-- begin Records for processing --
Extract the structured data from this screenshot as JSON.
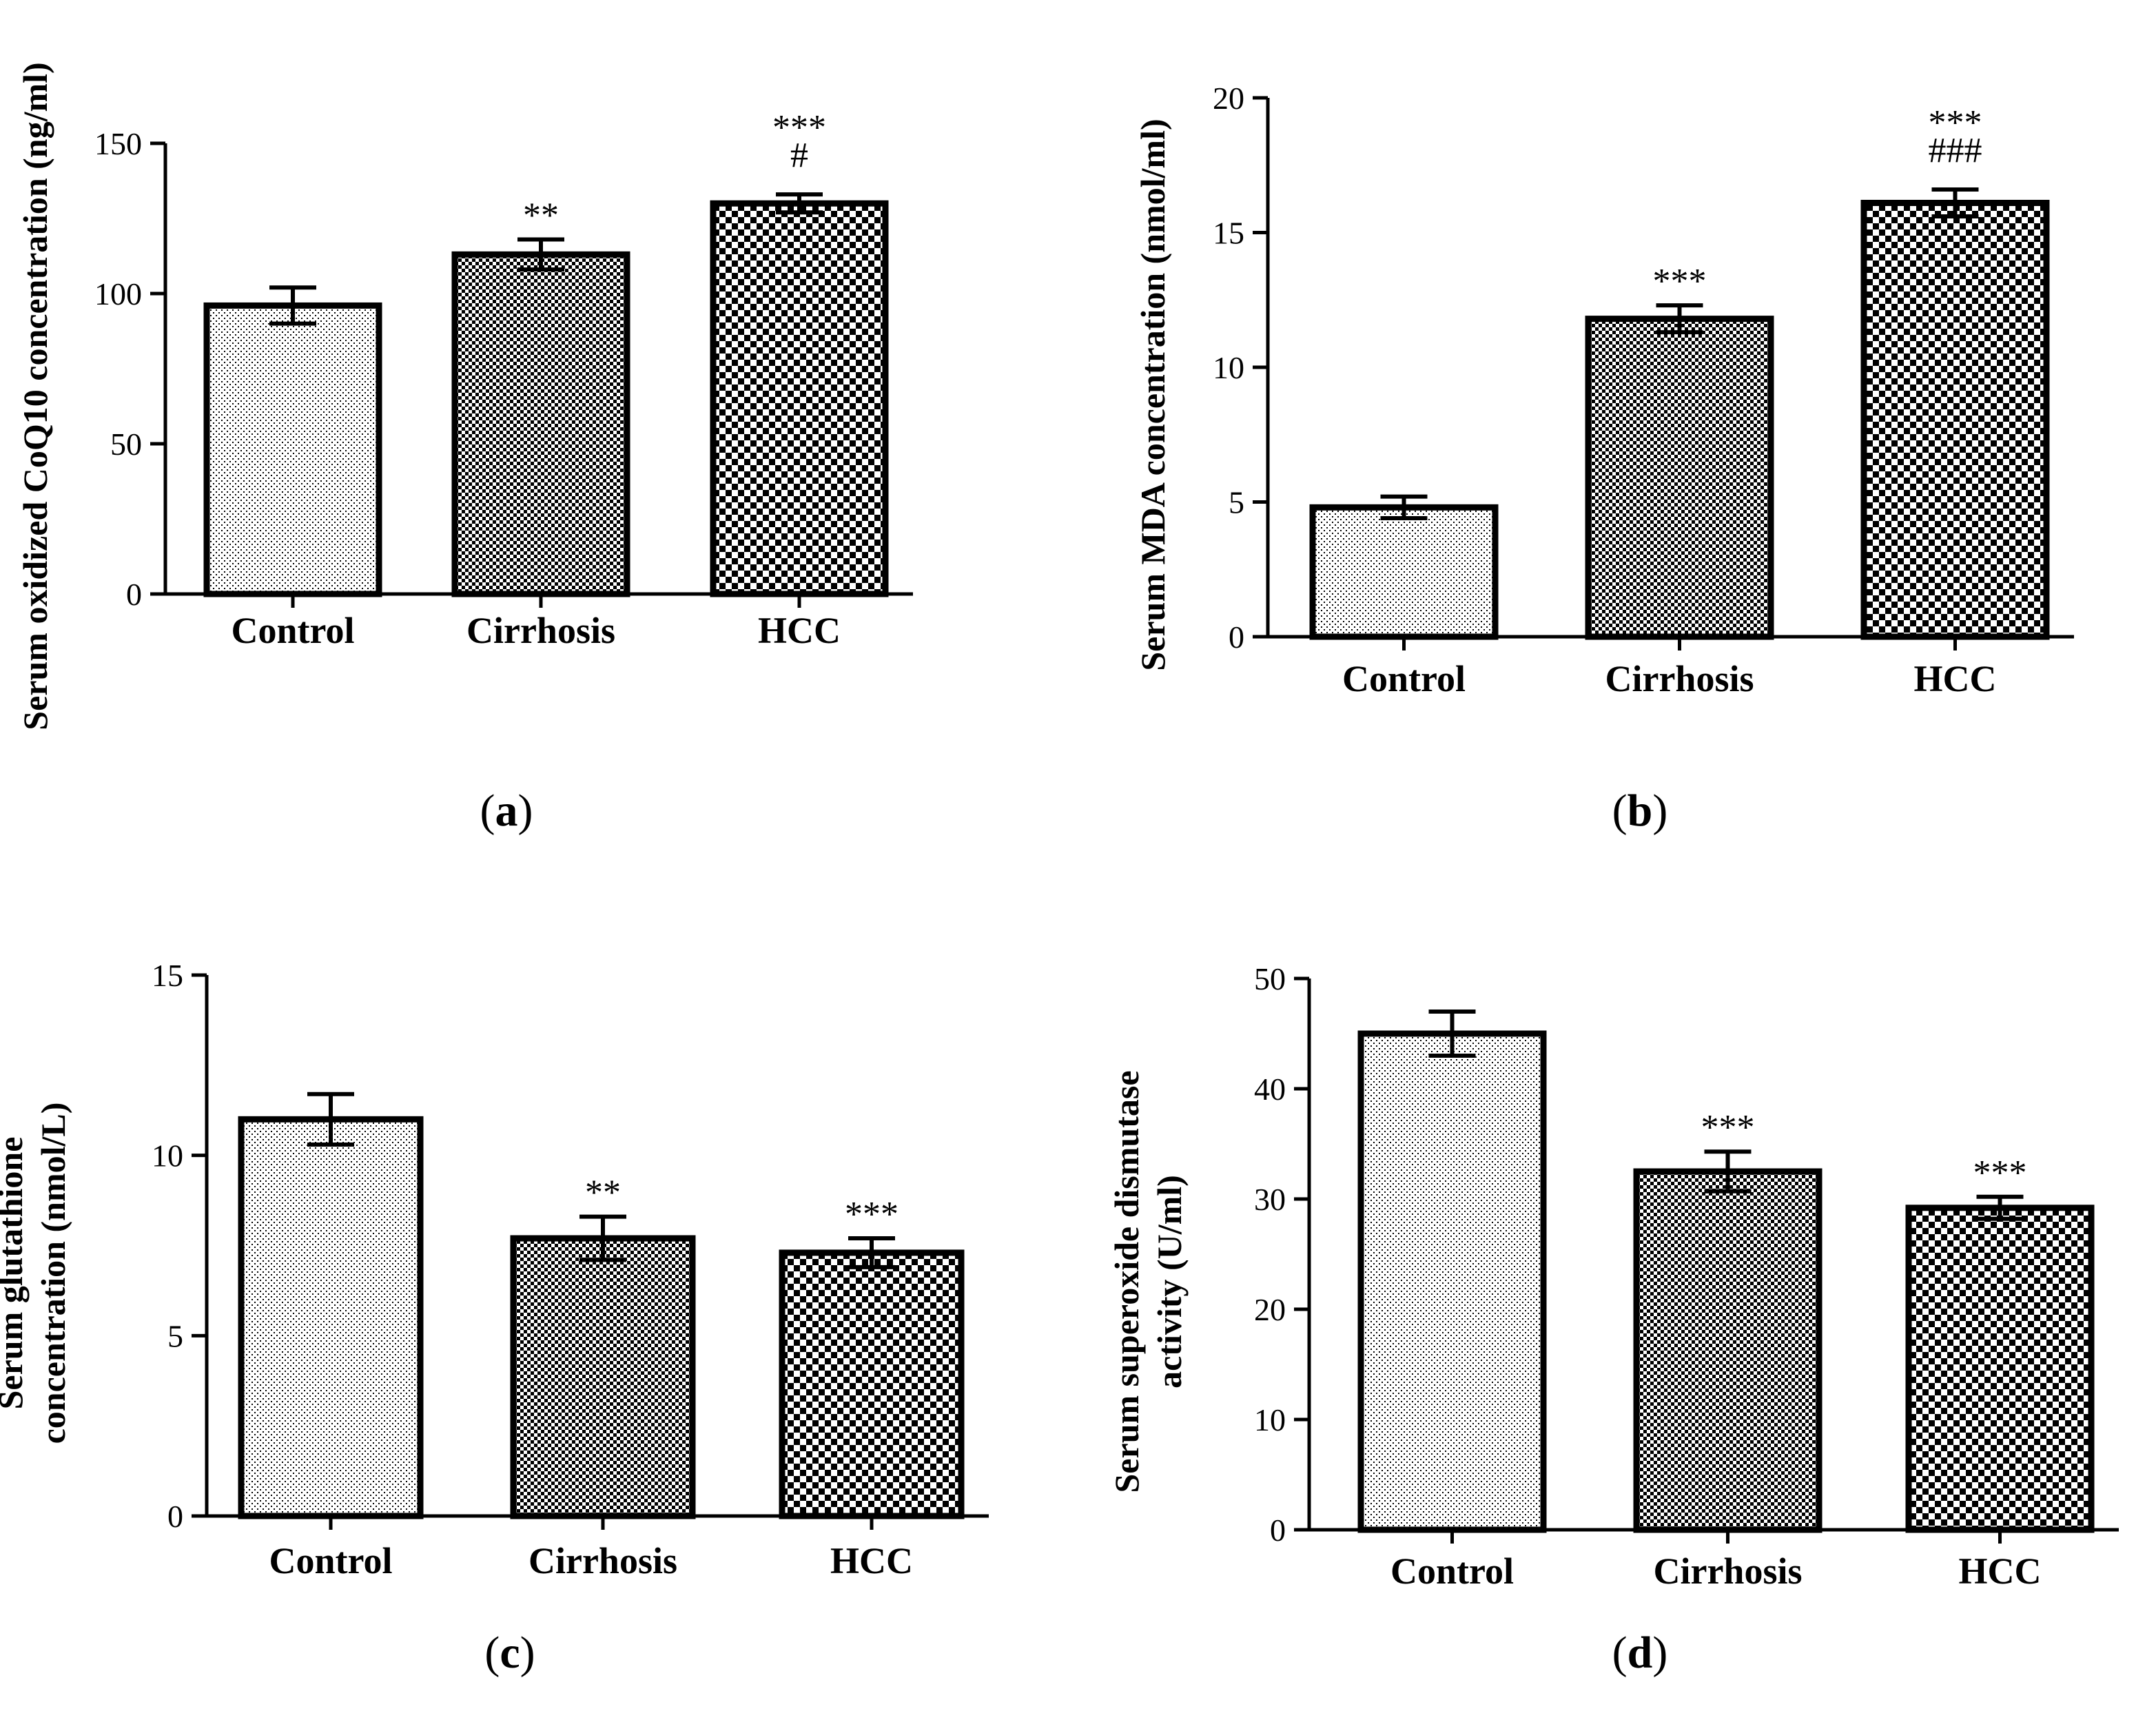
{
  "figure": {
    "patterns": [
      "fine-dots",
      "medium-check",
      "coarse-check"
    ]
  },
  "chart_data": [
    {
      "id": "a",
      "type": "bar",
      "panel_label": "a",
      "categories": [
        "Control",
        "Cirrhosis",
        "HCC"
      ],
      "values": [
        96,
        113,
        130
      ],
      "errors": [
        6,
        5,
        3
      ],
      "significance": [
        [],
        [
          "**"
        ],
        [
          "***",
          "#"
        ]
      ],
      "ylabel": "Serum oxidized CoQ10 concentration (ng/ml)",
      "ylim": [
        0,
        150
      ],
      "yticks": [
        0,
        50,
        100,
        150
      ]
    },
    {
      "id": "b",
      "type": "bar",
      "panel_label": "b",
      "categories": [
        "Control",
        "Cirrhosis",
        "HCC"
      ],
      "values": [
        4.8,
        11.8,
        16.1
      ],
      "errors": [
        0.4,
        0.5,
        0.5
      ],
      "significance": [
        [],
        [
          "***"
        ],
        [
          "***",
          "###"
        ]
      ],
      "ylabel": "Serum MDA concentration (nmol/ml)",
      "ylim": [
        0,
        20
      ],
      "yticks": [
        0,
        5,
        10,
        15,
        20
      ]
    },
    {
      "id": "c",
      "type": "bar",
      "panel_label": "c",
      "categories": [
        "Control",
        "Cirrhosis",
        "HCC"
      ],
      "values": [
        11.0,
        7.7,
        7.3
      ],
      "errors": [
        0.7,
        0.6,
        0.4
      ],
      "significance": [
        [],
        [
          "**"
        ],
        [
          "***"
        ]
      ],
      "ylabel": [
        "Serum glutathione",
        "concentration (nmol/L)"
      ],
      "ylim": [
        0,
        15
      ],
      "yticks": [
        0,
        5,
        10,
        15
      ]
    },
    {
      "id": "d",
      "type": "bar",
      "panel_label": "d",
      "categories": [
        "Control",
        "Cirrhosis",
        "HCC"
      ],
      "values": [
        45,
        32.5,
        29.2
      ],
      "errors": [
        2,
        1.8,
        1.0
      ],
      "significance": [
        [],
        [
          "***"
        ],
        [
          "***"
        ]
      ],
      "ylabel": [
        "Serum superoxide dismutase",
        "activity (U/ml)"
      ],
      "ylim": [
        0,
        50
      ],
      "yticks": [
        0,
        10,
        20,
        30,
        40,
        50
      ]
    }
  ]
}
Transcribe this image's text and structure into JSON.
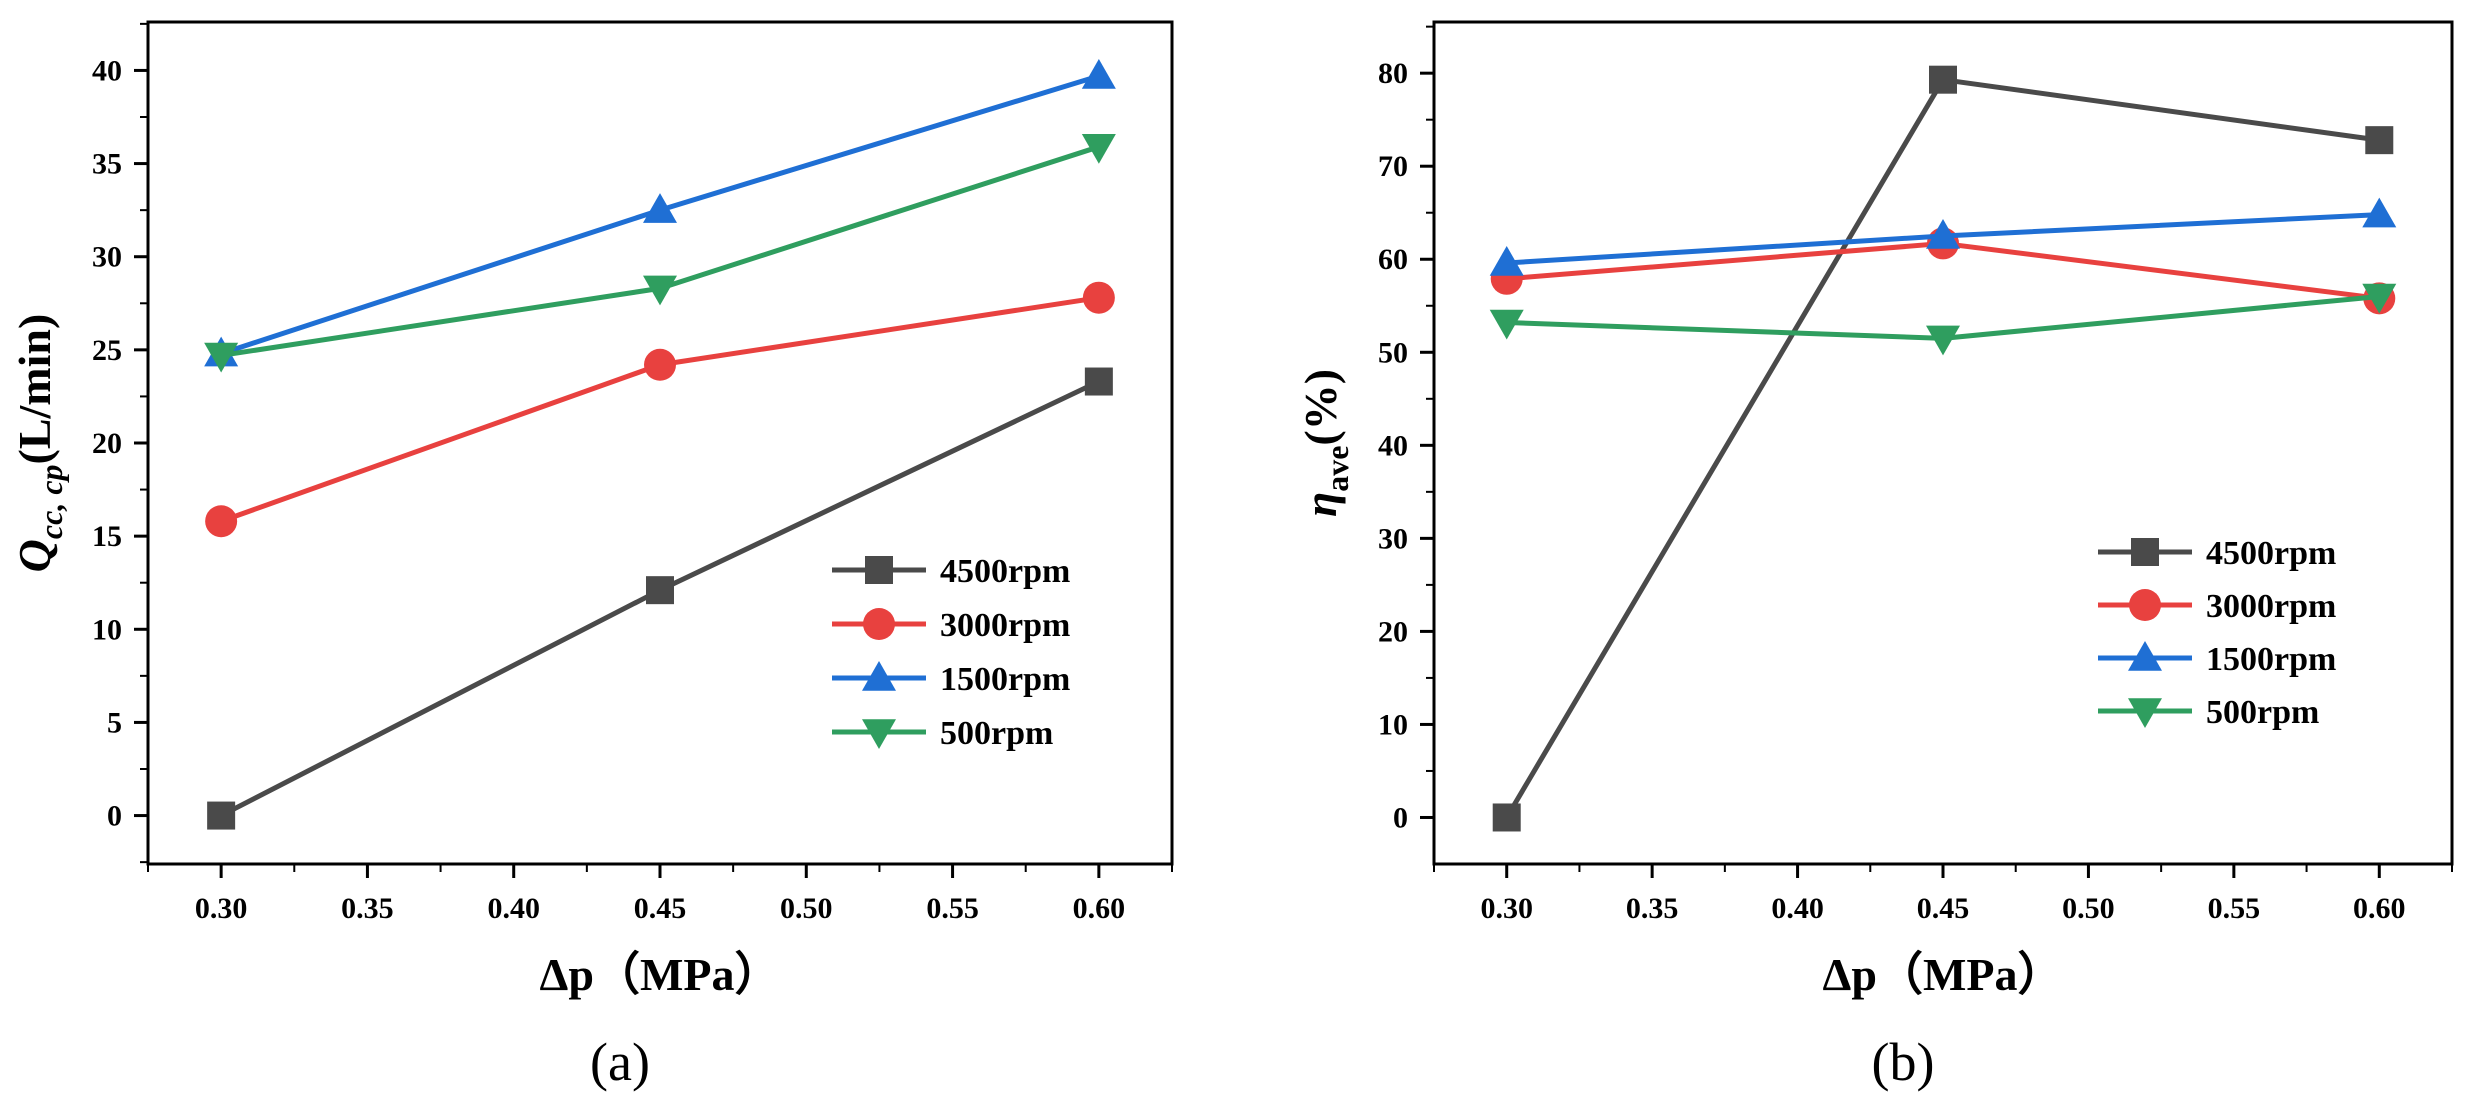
{
  "figure": {
    "panels": [
      "(a)",
      "(b)"
    ]
  },
  "chart_data": [
    {
      "type": "line",
      "panel_label": "(a)",
      "x": [
        0.3,
        0.45,
        0.6
      ],
      "xlabel": "Δp（MPa）",
      "ylabel_main": "Q",
      "ylabel_sub": "cc, cp",
      "ylabel_unit": "(L/min)",
      "xlim": [
        0.275,
        0.625
      ],
      "ylim": [
        -2.6,
        42.6
      ],
      "xticks": [
        "0.30",
        "0.35",
        "0.40",
        "0.45",
        "0.50",
        "0.55",
        "0.60"
      ],
      "yticks": [
        "0",
        "5",
        "10",
        "15",
        "20",
        "25",
        "30",
        "35",
        "40"
      ],
      "legend_position": "lower-right",
      "series": [
        {
          "name": "4500rpm",
          "marker": "square",
          "color": "#4a4a4a",
          "values": [
            0.0,
            12.1,
            23.3
          ]
        },
        {
          "name": "3000rpm",
          "marker": "circle",
          "color": "#e8413f",
          "values": [
            15.8,
            24.2,
            27.8
          ]
        },
        {
          "name": "1500rpm",
          "marker": "triangle-up",
          "color": "#1f6fd4",
          "values": [
            24.8,
            32.5,
            39.7
          ]
        },
        {
          "name": "500rpm",
          "marker": "triangle-down",
          "color": "#2f9e5f",
          "values": [
            24.7,
            28.3,
            35.9
          ]
        }
      ]
    },
    {
      "type": "line",
      "panel_label": "(b)",
      "x": [
        0.3,
        0.45,
        0.6
      ],
      "xlabel": "Δp（MPa）",
      "ylabel_main": "η",
      "ylabel_sub": "ave",
      "ylabel_unit": "(%)",
      "xlim": [
        0.275,
        0.625
      ],
      "ylim": [
        -5.0,
        85.5
      ],
      "xticks": [
        "0.30",
        "0.35",
        "0.40",
        "0.45",
        "0.50",
        "0.55",
        "0.60"
      ],
      "yticks": [
        "0",
        "10",
        "20",
        "30",
        "40",
        "50",
        "60",
        "70",
        "80"
      ],
      "legend_position": "lower-right",
      "series": [
        {
          "name": "4500rpm",
          "marker": "square",
          "color": "#4a4a4a",
          "values": [
            0.0,
            79.3,
            72.8
          ]
        },
        {
          "name": "3000rpm",
          "marker": "circle",
          "color": "#e8413f",
          "values": [
            57.9,
            61.7,
            55.8
          ]
        },
        {
          "name": "1500rpm",
          "marker": "triangle-up",
          "color": "#1f6fd4",
          "values": [
            59.6,
            62.5,
            64.8
          ]
        },
        {
          "name": "500rpm",
          "marker": "triangle-down",
          "color": "#2f9e5f",
          "values": [
            53.2,
            51.5,
            56.0
          ]
        }
      ]
    }
  ]
}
-- end Records for processing --
What you have to do -
Quote every line word for word and keep the images out of the copy.

Completed task -
Extract the structured data from this screenshot as JSON.
{
  "figure": {
    "patterns": [
      "fine-dots",
      "medium-check",
      "coarse-check"
    ]
  },
  "chart_data": [
    {
      "id": "a",
      "type": "bar",
      "panel_label": "a",
      "categories": [
        "Control",
        "Cirrhosis",
        "HCC"
      ],
      "values": [
        96,
        113,
        130
      ],
      "errors": [
        6,
        5,
        3
      ],
      "significance": [
        [],
        [
          "**"
        ],
        [
          "***",
          "#"
        ]
      ],
      "ylabel": "Serum oxidized CoQ10 concentration (ng/ml)",
      "ylim": [
        0,
        150
      ],
      "yticks": [
        0,
        50,
        100,
        150
      ]
    },
    {
      "id": "b",
      "type": "bar",
      "panel_label": "b",
      "categories": [
        "Control",
        "Cirrhosis",
        "HCC"
      ],
      "values": [
        4.8,
        11.8,
        16.1
      ],
      "errors": [
        0.4,
        0.5,
        0.5
      ],
      "significance": [
        [],
        [
          "***"
        ],
        [
          "***",
          "###"
        ]
      ],
      "ylabel": "Serum MDA concentration (nmol/ml)",
      "ylim": [
        0,
        20
      ],
      "yticks": [
        0,
        5,
        10,
        15,
        20
      ]
    },
    {
      "id": "c",
      "type": "bar",
      "panel_label": "c",
      "categories": [
        "Control",
        "Cirrhosis",
        "HCC"
      ],
      "values": [
        11.0,
        7.7,
        7.3
      ],
      "errors": [
        0.7,
        0.6,
        0.4
      ],
      "significance": [
        [],
        [
          "**"
        ],
        [
          "***"
        ]
      ],
      "ylabel": [
        "Serum glutathione",
        "concentration (nmol/L)"
      ],
      "ylim": [
        0,
        15
      ],
      "yticks": [
        0,
        5,
        10,
        15
      ]
    },
    {
      "id": "d",
      "type": "bar",
      "panel_label": "d",
      "categories": [
        "Control",
        "Cirrhosis",
        "HCC"
      ],
      "values": [
        45,
        32.5,
        29.2
      ],
      "errors": [
        2,
        1.8,
        1.0
      ],
      "significance": [
        [],
        [
          "***"
        ],
        [
          "***"
        ]
      ],
      "ylabel": [
        "Serum superoxide dismutase",
        "activity (U/ml)"
      ],
      "ylim": [
        0,
        50
      ],
      "yticks": [
        0,
        10,
        20,
        30,
        40,
        50
      ]
    }
  ]
}
Transcribe this image's text and structure into JSON.
{
  "figure": {
    "panels": [
      "(a)",
      "(b)"
    ]
  },
  "chart_data": [
    {
      "type": "line",
      "panel_label": "(a)",
      "x": [
        0.3,
        0.45,
        0.6
      ],
      "xlabel": "Δp（MPa）",
      "ylabel_main": "Q",
      "ylabel_sub": "cc, cp",
      "ylabel_unit": "(L/min)",
      "xlim": [
        0.275,
        0.625
      ],
      "ylim": [
        -2.6,
        42.6
      ],
      "xticks": [
        "0.30",
        "0.35",
        "0.40",
        "0.45",
        "0.50",
        "0.55",
        "0.60"
      ],
      "yticks": [
        "0",
        "5",
        "10",
        "15",
        "20",
        "25",
        "30",
        "35",
        "40"
      ],
      "legend_position": "lower-right",
      "series": [
        {
          "name": "4500rpm",
          "marker": "square",
          "color": "#4a4a4a",
          "values": [
            0.0,
            12.1,
            23.3
          ]
        },
        {
          "name": "3000rpm",
          "marker": "circle",
          "color": "#e8413f",
          "values": [
            15.8,
            24.2,
            27.8
          ]
        },
        {
          "name": "1500rpm",
          "marker": "triangle-up",
          "color": "#1f6fd4",
          "values": [
            24.8,
            32.5,
            39.7
          ]
        },
        {
          "name": "500rpm",
          "marker": "triangle-down",
          "color": "#2f9e5f",
          "values": [
            24.7,
            28.3,
            35.9
          ]
        }
      ]
    },
    {
      "type": "line",
      "panel_label": "(b)",
      "x": [
        0.3,
        0.45,
        0.6
      ],
      "xlabel": "Δp（MPa）",
      "ylabel_main": "η",
      "ylabel_sub": "ave",
      "ylabel_unit": "(%)",
      "xlim": [
        0.275,
        0.625
      ],
      "ylim": [
        -5.0,
        85.5
      ],
      "xticks": [
        "0.30",
        "0.35",
        "0.40",
        "0.45",
        "0.50",
        "0.55",
        "0.60"
      ],
      "yticks": [
        "0",
        "10",
        "20",
        "30",
        "40",
        "50",
        "60",
        "70",
        "80"
      ],
      "legend_position": "lower-right",
      "series": [
        {
          "name": "4500rpm",
          "marker": "square",
          "color": "#4a4a4a",
          "values": [
            0.0,
            79.3,
            72.8
          ]
        },
        {
          "name": "3000rpm",
          "marker": "circle",
          "color": "#e8413f",
          "values": [
            57.9,
            61.7,
            55.8
          ]
        },
        {
          "name": "1500rpm",
          "marker": "triangle-up",
          "color": "#1f6fd4",
          "values": [
            59.6,
            62.5,
            64.8
          ]
        },
        {
          "name": "500rpm",
          "marker": "triangle-down",
          "color": "#2f9e5f",
          "values": [
            53.2,
            51.5,
            56.0
          ]
        }
      ]
    }
  ]
}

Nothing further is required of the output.